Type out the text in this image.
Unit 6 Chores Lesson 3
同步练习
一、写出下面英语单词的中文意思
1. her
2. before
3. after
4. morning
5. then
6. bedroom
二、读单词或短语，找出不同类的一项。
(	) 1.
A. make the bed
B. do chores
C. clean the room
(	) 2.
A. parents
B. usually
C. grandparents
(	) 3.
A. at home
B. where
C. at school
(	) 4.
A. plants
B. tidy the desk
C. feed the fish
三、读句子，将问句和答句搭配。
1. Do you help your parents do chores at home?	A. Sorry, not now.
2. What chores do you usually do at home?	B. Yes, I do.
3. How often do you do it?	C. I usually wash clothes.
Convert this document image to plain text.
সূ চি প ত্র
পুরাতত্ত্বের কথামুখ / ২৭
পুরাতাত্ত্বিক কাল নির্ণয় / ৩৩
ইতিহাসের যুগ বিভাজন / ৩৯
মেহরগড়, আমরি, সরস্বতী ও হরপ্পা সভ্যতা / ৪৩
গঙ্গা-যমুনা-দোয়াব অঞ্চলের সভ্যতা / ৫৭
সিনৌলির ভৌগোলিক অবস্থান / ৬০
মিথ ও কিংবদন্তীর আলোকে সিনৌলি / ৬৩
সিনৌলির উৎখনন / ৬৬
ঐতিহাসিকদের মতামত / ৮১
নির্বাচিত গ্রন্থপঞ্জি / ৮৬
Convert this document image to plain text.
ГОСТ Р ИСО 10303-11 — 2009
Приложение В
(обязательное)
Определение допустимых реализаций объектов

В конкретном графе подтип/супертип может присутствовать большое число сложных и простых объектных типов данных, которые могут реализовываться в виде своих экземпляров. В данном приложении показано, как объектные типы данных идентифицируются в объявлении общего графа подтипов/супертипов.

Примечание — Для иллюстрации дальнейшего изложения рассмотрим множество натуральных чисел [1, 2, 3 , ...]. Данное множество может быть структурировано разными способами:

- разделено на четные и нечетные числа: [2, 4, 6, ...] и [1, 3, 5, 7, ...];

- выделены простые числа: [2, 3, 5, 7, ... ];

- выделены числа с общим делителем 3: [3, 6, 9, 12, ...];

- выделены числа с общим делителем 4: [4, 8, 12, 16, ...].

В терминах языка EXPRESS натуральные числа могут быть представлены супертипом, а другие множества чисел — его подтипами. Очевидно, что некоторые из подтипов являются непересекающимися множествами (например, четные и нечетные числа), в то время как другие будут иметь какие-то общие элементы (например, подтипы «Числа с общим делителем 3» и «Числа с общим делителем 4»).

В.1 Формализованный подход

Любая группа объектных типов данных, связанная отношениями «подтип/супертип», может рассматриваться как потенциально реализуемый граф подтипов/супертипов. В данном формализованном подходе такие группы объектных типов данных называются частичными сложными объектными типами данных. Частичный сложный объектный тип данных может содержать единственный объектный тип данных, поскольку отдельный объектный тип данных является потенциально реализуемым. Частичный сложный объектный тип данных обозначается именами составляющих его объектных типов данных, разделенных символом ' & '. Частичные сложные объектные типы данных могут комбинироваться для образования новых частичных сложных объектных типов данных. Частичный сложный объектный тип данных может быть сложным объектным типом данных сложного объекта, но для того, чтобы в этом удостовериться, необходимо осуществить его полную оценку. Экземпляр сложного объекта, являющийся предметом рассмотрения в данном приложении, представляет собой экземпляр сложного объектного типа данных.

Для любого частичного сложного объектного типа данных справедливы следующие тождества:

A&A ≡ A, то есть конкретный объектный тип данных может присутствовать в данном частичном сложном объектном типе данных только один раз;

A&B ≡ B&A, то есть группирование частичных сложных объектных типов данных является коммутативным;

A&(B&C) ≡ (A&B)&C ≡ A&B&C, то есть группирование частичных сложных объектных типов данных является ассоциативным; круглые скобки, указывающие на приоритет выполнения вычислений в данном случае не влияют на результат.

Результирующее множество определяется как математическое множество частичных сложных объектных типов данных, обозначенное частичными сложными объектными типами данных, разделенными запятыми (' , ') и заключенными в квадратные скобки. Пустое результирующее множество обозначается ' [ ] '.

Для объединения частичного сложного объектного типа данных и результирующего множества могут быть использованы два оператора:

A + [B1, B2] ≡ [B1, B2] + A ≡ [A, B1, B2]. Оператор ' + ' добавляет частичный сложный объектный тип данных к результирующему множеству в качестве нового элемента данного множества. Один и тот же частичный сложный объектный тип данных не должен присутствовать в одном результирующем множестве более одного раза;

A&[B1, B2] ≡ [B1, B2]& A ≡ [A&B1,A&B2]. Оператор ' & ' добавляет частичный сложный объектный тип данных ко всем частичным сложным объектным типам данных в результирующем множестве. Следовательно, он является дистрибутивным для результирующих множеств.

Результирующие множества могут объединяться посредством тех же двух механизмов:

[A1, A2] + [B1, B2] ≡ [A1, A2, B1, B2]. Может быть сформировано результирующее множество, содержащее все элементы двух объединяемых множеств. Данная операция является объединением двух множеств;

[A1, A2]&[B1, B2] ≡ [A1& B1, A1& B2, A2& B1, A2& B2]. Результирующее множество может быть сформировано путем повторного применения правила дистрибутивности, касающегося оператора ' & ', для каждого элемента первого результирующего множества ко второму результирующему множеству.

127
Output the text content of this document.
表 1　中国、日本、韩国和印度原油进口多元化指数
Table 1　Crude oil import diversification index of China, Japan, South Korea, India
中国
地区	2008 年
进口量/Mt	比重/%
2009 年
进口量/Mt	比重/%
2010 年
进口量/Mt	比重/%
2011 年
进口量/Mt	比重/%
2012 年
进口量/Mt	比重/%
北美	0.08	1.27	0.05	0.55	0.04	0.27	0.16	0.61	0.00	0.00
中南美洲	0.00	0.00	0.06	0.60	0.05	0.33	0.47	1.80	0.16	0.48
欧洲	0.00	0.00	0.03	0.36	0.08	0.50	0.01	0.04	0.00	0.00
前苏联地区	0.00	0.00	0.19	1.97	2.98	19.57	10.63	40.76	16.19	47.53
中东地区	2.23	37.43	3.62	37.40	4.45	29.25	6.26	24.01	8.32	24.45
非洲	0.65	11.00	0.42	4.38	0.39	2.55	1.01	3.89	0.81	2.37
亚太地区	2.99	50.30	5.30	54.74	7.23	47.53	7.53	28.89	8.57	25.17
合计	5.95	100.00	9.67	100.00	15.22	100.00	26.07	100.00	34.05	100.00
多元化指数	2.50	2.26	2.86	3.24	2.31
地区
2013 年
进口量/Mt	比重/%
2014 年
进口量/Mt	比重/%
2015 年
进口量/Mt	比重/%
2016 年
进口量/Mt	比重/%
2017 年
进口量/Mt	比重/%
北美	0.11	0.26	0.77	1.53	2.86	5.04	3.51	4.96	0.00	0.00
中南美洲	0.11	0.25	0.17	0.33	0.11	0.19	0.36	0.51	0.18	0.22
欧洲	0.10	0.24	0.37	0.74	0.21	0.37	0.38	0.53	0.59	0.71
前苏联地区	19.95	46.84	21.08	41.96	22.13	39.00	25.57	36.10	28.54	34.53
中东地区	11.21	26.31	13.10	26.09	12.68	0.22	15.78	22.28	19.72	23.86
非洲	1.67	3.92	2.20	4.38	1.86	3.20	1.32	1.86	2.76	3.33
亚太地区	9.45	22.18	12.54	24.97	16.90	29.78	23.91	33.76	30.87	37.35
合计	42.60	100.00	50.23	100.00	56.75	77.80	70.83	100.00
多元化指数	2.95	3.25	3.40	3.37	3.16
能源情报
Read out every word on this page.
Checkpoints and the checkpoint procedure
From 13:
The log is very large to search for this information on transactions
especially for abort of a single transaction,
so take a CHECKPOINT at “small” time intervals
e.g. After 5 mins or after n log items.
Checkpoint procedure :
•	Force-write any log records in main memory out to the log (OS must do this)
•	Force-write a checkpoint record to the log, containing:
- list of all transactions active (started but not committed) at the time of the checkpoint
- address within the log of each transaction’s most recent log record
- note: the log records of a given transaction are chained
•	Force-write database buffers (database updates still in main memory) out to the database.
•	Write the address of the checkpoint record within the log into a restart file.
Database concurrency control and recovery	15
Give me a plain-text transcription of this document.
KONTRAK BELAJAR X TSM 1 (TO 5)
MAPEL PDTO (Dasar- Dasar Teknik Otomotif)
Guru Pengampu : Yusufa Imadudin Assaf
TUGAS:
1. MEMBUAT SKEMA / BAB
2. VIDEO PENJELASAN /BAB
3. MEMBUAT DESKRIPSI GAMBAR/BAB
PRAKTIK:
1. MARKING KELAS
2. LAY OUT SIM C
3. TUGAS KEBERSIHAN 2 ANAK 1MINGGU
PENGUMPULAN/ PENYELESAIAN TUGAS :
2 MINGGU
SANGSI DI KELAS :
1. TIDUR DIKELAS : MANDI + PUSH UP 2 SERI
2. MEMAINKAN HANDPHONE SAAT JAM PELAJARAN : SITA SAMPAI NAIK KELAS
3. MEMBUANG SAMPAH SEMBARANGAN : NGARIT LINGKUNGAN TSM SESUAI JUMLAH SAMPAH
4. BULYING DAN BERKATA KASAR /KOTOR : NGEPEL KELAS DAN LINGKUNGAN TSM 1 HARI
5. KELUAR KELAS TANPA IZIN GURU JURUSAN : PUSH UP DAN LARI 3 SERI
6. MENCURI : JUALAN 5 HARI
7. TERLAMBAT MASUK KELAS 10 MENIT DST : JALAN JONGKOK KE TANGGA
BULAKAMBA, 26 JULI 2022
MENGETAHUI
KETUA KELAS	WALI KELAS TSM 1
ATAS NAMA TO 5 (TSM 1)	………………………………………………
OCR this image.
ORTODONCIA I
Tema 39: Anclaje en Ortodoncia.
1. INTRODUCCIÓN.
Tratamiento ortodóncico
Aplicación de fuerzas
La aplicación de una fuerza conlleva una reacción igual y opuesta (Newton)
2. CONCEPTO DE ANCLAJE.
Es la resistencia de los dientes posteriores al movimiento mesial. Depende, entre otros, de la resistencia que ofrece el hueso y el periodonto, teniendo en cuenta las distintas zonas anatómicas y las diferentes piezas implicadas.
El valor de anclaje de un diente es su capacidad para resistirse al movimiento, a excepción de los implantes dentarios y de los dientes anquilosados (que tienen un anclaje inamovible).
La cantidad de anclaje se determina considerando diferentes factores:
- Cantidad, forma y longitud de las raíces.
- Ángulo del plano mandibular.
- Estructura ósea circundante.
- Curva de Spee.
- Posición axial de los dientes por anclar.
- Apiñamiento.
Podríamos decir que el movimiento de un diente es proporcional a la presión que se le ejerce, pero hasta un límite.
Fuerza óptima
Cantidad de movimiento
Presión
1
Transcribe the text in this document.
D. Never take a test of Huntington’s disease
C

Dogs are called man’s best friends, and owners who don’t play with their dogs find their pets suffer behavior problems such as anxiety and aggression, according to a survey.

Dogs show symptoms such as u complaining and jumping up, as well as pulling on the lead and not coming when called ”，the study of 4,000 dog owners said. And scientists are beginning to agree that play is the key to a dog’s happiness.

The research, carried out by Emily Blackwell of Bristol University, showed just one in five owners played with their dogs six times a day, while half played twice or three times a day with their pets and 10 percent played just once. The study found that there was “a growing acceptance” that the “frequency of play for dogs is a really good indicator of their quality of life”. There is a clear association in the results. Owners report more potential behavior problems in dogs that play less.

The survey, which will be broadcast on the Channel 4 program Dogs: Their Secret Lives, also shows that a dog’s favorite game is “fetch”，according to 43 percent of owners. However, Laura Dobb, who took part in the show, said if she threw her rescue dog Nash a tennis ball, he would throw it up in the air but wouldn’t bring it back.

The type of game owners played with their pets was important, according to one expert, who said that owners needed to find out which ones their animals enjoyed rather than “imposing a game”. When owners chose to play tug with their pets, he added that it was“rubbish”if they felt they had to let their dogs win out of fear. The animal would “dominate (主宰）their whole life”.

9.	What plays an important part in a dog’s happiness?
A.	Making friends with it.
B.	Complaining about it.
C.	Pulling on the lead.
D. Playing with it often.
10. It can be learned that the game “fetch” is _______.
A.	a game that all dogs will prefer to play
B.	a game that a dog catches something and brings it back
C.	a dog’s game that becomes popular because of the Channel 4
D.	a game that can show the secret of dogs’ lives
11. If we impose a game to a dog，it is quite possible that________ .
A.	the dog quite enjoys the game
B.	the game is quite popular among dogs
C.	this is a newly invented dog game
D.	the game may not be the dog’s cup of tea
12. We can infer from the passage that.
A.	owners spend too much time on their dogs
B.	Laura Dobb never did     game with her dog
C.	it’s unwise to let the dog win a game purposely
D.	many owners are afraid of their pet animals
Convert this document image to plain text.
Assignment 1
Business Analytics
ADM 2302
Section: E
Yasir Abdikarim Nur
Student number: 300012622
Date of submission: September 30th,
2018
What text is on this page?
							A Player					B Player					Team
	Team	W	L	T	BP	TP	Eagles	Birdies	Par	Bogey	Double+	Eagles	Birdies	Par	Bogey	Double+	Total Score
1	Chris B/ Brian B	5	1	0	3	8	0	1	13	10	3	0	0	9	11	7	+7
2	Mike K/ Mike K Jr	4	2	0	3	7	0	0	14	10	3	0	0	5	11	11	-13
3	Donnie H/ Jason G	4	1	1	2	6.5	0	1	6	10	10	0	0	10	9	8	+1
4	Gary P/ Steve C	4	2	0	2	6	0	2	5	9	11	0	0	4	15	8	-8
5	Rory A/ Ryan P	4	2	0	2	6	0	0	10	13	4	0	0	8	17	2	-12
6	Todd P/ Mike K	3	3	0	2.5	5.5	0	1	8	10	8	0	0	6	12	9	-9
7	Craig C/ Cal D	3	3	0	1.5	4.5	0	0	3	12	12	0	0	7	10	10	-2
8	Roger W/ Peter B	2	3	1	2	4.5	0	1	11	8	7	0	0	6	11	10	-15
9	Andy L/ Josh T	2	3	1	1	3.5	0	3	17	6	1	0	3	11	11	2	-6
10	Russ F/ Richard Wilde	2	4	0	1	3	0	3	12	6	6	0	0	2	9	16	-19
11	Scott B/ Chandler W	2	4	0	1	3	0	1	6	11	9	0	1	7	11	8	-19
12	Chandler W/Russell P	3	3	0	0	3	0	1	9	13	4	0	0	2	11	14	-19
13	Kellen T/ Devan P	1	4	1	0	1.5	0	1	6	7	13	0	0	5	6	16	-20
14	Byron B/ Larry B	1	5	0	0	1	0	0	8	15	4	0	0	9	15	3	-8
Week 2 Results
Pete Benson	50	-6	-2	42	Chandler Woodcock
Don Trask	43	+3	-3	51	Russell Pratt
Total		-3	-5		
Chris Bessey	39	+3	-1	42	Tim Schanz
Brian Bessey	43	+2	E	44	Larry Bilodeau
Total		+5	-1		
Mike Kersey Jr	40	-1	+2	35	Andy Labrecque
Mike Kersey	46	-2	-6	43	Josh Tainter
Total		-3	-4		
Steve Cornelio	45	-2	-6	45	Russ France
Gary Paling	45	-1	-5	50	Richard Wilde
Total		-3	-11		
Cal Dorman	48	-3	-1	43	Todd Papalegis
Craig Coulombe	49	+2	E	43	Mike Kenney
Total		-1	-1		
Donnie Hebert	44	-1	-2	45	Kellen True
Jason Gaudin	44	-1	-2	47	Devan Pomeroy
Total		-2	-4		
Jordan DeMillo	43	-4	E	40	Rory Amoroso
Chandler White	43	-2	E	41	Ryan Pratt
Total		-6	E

**EXERCISE**
Starting with the line that contains "What text is on this page?", print each line through the last one in the listing. Include both end lines and add nothing.

**FULL RESPONSE**
What text is on this page?
							A Player					B Player					Team
	Team	W	L	T	BP	TP	Eagles	Birdies	Par	Bogey	Double+	Eagles	Birdies	Par	Bogey	Double+	Total Score
1	Chris B/ Brian B	5	1	0	3	8	0	1	13	10	3	0	0	9	11	7	+7
2	Mike K/ Mike K Jr	4	2	0	3	7	0	0	14	10	3	0	0	5	11	11	-13
3	Donnie H/ Jason G	4	1	1	2	6.5	0	1	6	10	10	0	0	10	9	8	+1
4	Gary P/ Steve C	4	2	0	2	6	0	2	5	9	11	0	0	4	15	8	-8
5	Rory A/ Ryan P	4	2	0	2	6	0	0	10	13	4	0	0	8	17	2	-12
6	Todd P/ Mike K	3	3	0	2.5	5.5	0	1	8	10	8	0	0	6	12	9	-9
7	Craig C/ Cal D	3	3	0	1.5	4.5	0	0	3	12	12	0	0	7	10	10	-2
8	Roger W/ Peter B	2	3	1	2	4.5	0	1	11	8	7	0	0	6	11	10	-15
9	Andy L/ Josh T	2	3	1	1	3.5	0	3	17	6	1	0	3	11	11	2	-6
10	Russ F/ Richard Wilde	2	4	0	1	3	0	3	12	6	6	0	0	2	9	16	-19
11	Scott B/ Chandler W	2	4	0	1	3	0	1	6	11	9	0	1	7	11	8	-19
12	Chandler W/Russell P	3	3	0	0	3	0	1	9	13	4	0	0	2	11	14	-19
13	Kellen T/ Devan P	1	4	1	0	1.5	0	1	6	7	13	0	0	5	6	16	-20
14	Byron B/ Larry B	1	5	0	0	1	0	0	8	15	4	0	0	9	15	3	-8
Week 2 Results
Pete Benson	50	-6	-2	42	Chandler Woodcock
Don Trask	43	+3	-3	51	Russell Pratt
Total		-3	-5		
Chris Bessey	39	+3	-1	42	Tim Schanz
Brian Bessey	43	+2	E	44	Larry Bilodeau
Total		+5	-1		
Mike Kersey Jr	40	-1	+2	35	Andy Labrecque
Mike Kersey	46	-2	-6	43	Josh Tainter
Total		-3	-4		
Steve Cornelio	45	-2	-6	45	Russ France
Gary Paling	45	-1	-5	50	Richard Wilde
Total		-3	-11		
Cal Dorman	48	-3	-1	43	Todd Papalegis
Craig Coulombe	49	+2	E	43	Mike Kenney
Total		-1	-1		
Donnie Hebert	44	-1	-2	45	Kellen True
Jason Gaudin	44	-1	-2	47	Devan Pomeroy
Total		-2	-4		
Jordan DeMillo	43	-4	E	40	Rory Amoroso
Chandler White	43	-2	E	41	Ryan Pratt
Total		-6	E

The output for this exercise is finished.